**Description of the task:** Output the full listing below exactly as it reads, and skip anything that is a picture.
_ _ _ _
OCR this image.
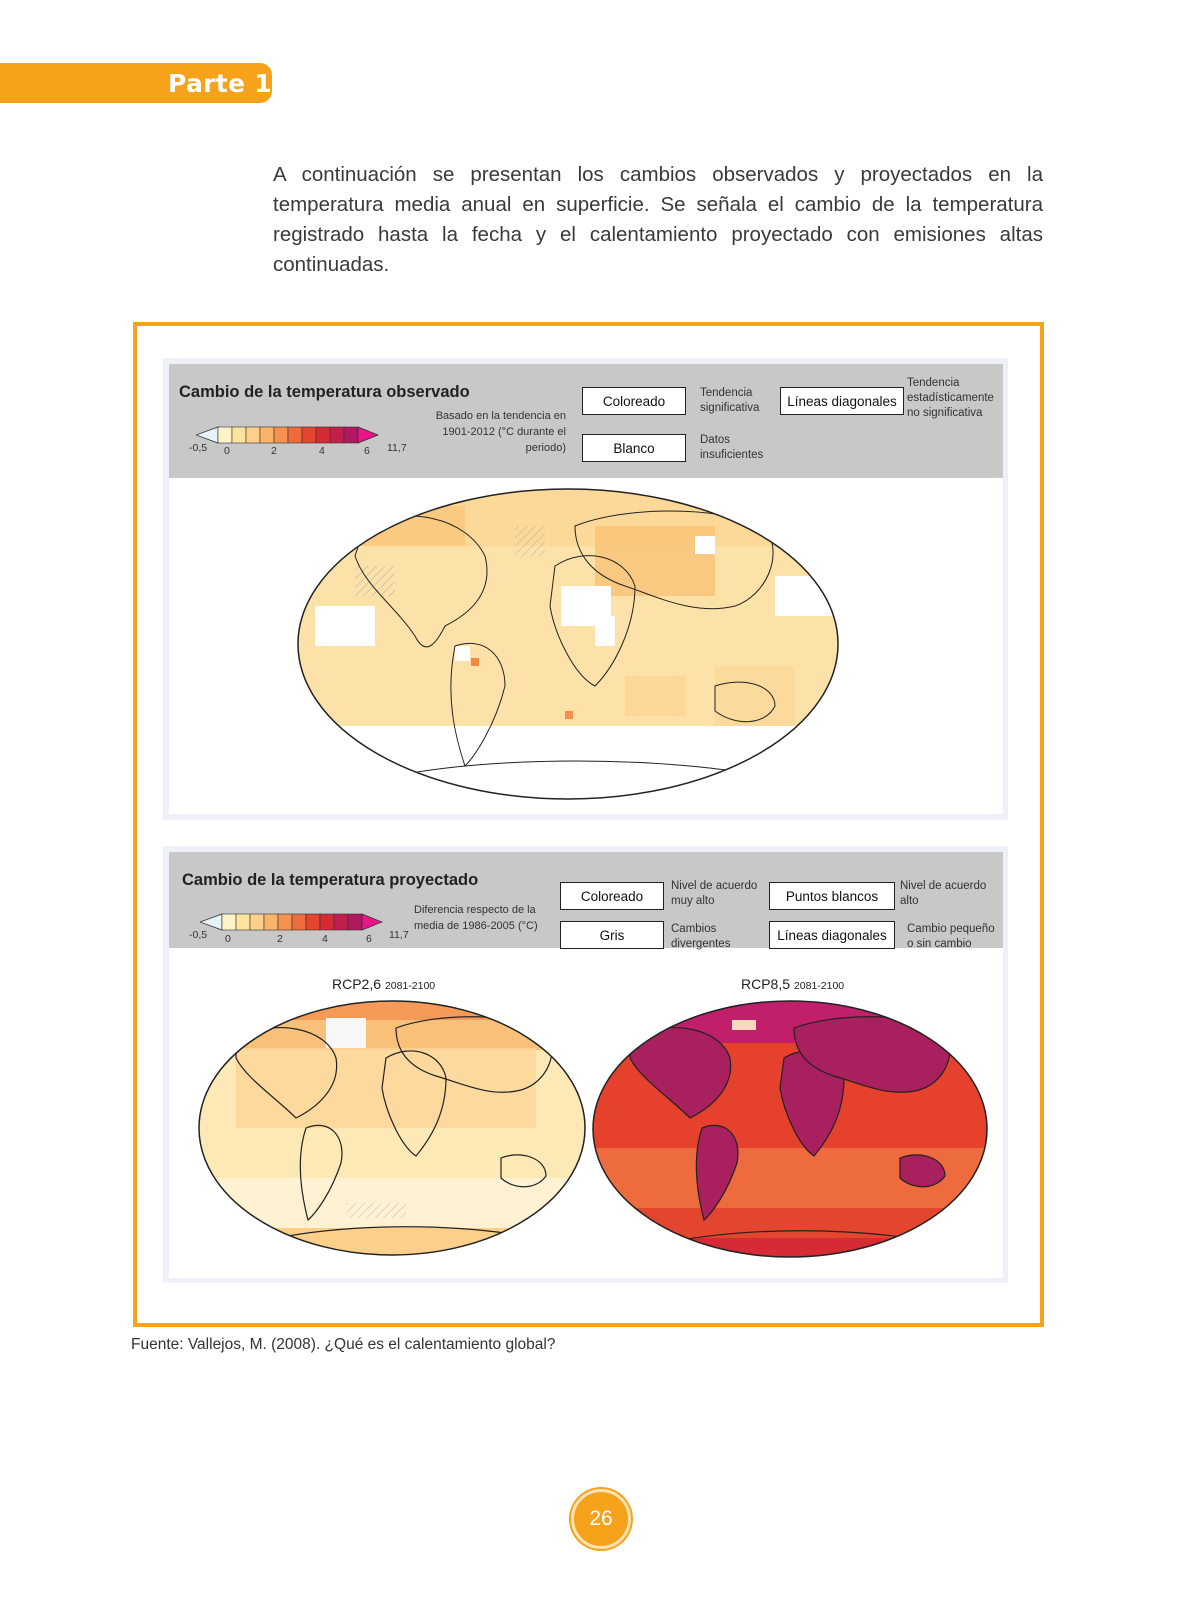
Parte 1

A continuación se presentan los cambios observados y proyectados en la temperatura media anual en superficie. Se señala el cambio de la temperatura registrado hasta la fecha y el calentamiento proyectado con emisiones altas continuadas.

Cambio de la temperatura observado
Basado en la tendencia en 1901-2012 (°C durante el periodo)
-0,5 0	2	4	6 11,7
Coloreado
Tendencia significativa
Blanco
Datos insuficientes
Líneas diagonales
Tendencia estadísticamente no significativa
Cambio de la temperatura proyectado
Diferencia respecto de la media de 1986-2005 (°C)
-0,5 0	2	4	6 11,7
Coloreado
Nivel de acuerdo muy alto
Gris	Cambios divergentes
Puntos blancos
Nivel de acuerdo alto
Líneas diagonales	Cambio pequeño o sin cambio
RCP2,6 2081-2100	RCP8,5 2081-2100
Fuente: Vallejos, M. (2008). ¿Qué es el calentamiento global?
26
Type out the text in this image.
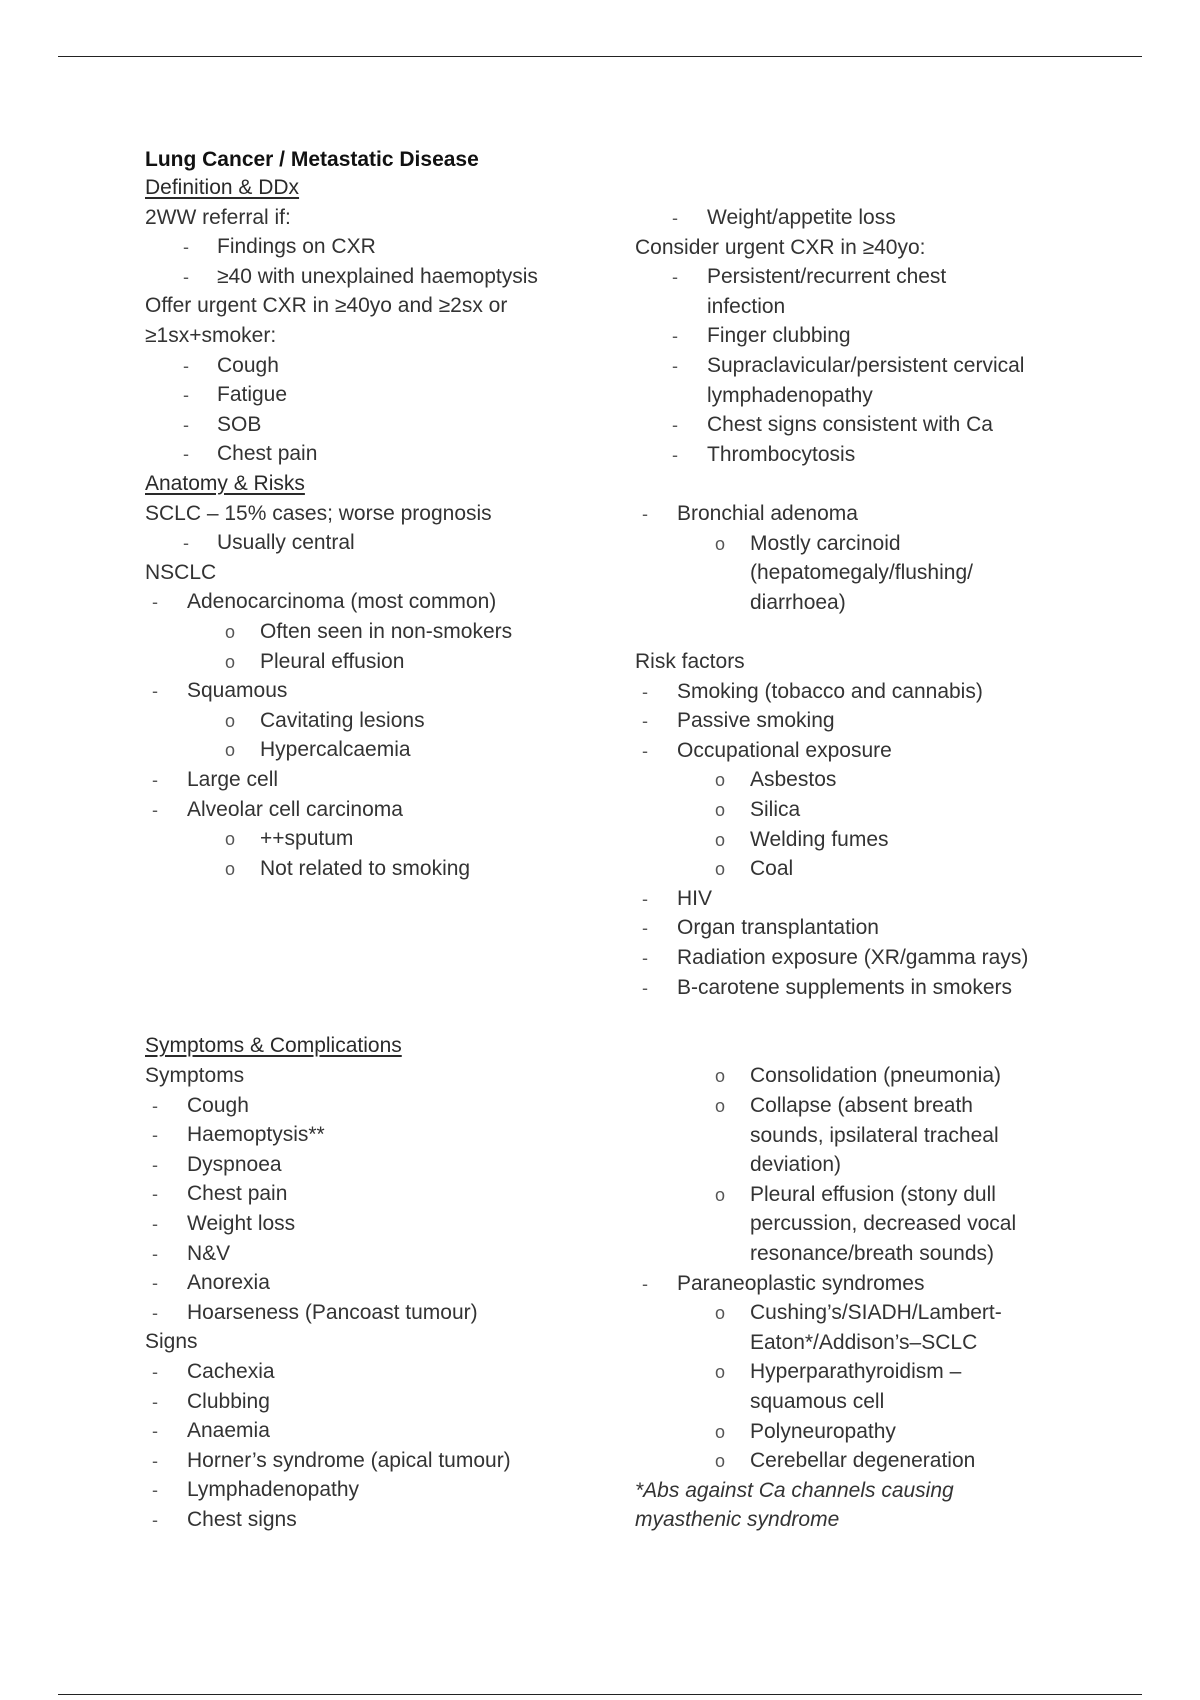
Lung Cancer / Metastatic Disease
Definition & DDx
2WW referral if:
-
Findings on CXR
-
≥40 with unexplained haemoptysis
Offer urgent CXR in ≥40yo and ≥2sx or
≥1sx+smoker:
-
Cough
-
Fatigue
-
SOB
-
Chest pain
Anatomy & Risks
SCLC – 15% cases; worse prognosis
-
Usually central
NSCLC
-
Adenocarcinoma (most common)
o
Often seen in non-smokers
o
Pleural effusion
-
Squamous
o
Cavitating lesions
o
Hypercalcaemia
-
Large cell
-
Alveolar cell carcinoma
o
++sputum
o
Not related to smoking
Symptoms & Complications
Symptoms
-
Cough
-
Haemoptysis**
-
Dyspnoea
-
Chest pain
-
Weight loss
-
N&V
-
Anorexia
-
Hoarseness (Pancoast tumour)
Signs
-
Cachexia
-
Clubbing
-
Anaemia
-
Horner’s syndrome (apical tumour)
-
Lymphadenopathy
-
Chest signs
-
Weight/appetite loss
Consider urgent CXR in ≥40yo:
-
Persistent/recurrent chest
infection
-
Finger clubbing
-
Supraclavicular/persistent cervical
lymphadenopathy
-
Chest signs consistent with Ca
-
Thrombocytosis
-
Bronchial adenoma
o
Mostly carcinoid
(hepatomegaly/flushing/
diarrhoea)
Risk factors
-
Smoking (tobacco and cannabis)
-
Passive smoking
-
Occupational exposure
o
Asbestos
o
Silica
o
Welding fumes
o
Coal
-
HIV
-
Organ transplantation
-
Radiation exposure (XR/gamma rays)
-
B-carotene supplements in smokers
o
Consolidation (pneumonia)
o
Collapse (absent breath
sounds, ipsilateral tracheal
deviation)
o
Pleural effusion (stony dull
percussion, decreased vocal
resonance/breath sounds)
-
Paraneoplastic syndromes
o
Cushing’s/SIADH/Lambert-
Eaton*/Addison’s–SCLC
o
Hyperparathyroidism –
squamous cell
o
Polyneuropathy
o
Cerebellar degeneration
*Abs against Ca channels causing
myasthenic syndrome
_ _ _ _
**Result for this exercise:**
OCR this image.
Parte 1

A continuación se presentan los cambios observados y proyectados en la temperatura media anual en superficie. Se señala el cambio de la temperatura registrado hasta la fecha y el calentamiento proyectado con emisiones altas continuadas.

Cambio de la temperatura observado
Basado en la tendencia en 1901-2012 (°C durante el periodo)
-0,5 0	2	4	6 11,7
Coloreado
Tendencia significativa
Blanco
Datos insuficientes
Líneas diagonales
Tendencia estadísticamente no significativa
Cambio de la temperatura proyectado
Diferencia respecto de la media de 1986-2005 (°C)
-0,5 0	2	4	6 11,7
Coloreado
Nivel de acuerdo muy alto
Gris	Cambios divergentes
Puntos blancos
Nivel de acuerdo alto
Líneas diagonales	Cambio pequeño o sin cambio
RCP2,6 2081-2100	RCP8,5 2081-2100
Fuente: Vallejos, M. (2008). ¿Qué es el calentamiento global?
26
Type out the text in this image.
Lung Cancer / Metastatic Disease
Definition & DDx
2WW referral if:
-
Findings on CXR
-
≥40 with unexplained haemoptysis
Offer urgent CXR in ≥40yo and ≥2sx or
≥1sx+smoker:
-
Cough
-
Fatigue
-
SOB
-
Chest pain
Anatomy & Risks
SCLC – 15% cases; worse prognosis
-
Usually central
NSCLC
-
Adenocarcinoma (most common)
o
Often seen in non-smokers
o
Pleural effusion
-
Squamous
o
Cavitating lesions
o
Hypercalcaemia
-
Large cell
-
Alveolar cell carcinoma
o
++sputum
o
Not related to smoking
Symptoms & Complications
Symptoms
-
Cough
-
Haemoptysis**
-
Dyspnoea
-
Chest pain
-
Weight loss
-
N&V
-
Anorexia
-
Hoarseness (Pancoast tumour)
Signs
-
Cachexia
-
Clubbing
-
Anaemia
-
Horner’s syndrome (apical tumour)
-
Lymphadenopathy
-
Chest signs
-
Weight/appetite loss
Consider urgent CXR in ≥40yo:
-
Persistent/recurrent chest
infection
-
Finger clubbing
-
Supraclavicular/persistent cervical
lymphadenopathy
-
Chest signs consistent with Ca
-
Thrombocytosis
-
Bronchial adenoma
o
Mostly carcinoid
(hepatomegaly/flushing/
diarrhoea)
Risk factors
-
Smoking (tobacco and cannabis)
-
Passive smoking
-
Occupational exposure
o
Asbestos
o
Silica
o
Welding fumes
o
Coal
-
HIV
-
Organ transplantation
-
Radiation exposure (XR/gamma rays)
-
B-carotene supplements in smokers
o
Consolidation (pneumonia)
o
Collapse (absent breath
sounds, ipsilateral tracheal
deviation)
o
Pleural effusion (stony dull
percussion, decreased vocal
resonance/breath sounds)
-
Paraneoplastic syndromes
o
Cushing’s/SIADH/Lambert-
Eaton*/Addison’s–SCLC
o
Hyperparathyroidism –
squamous cell
o
Polyneuropathy
o
Cerebellar degeneration
*Abs against Ca channels causing
myasthenic syndrome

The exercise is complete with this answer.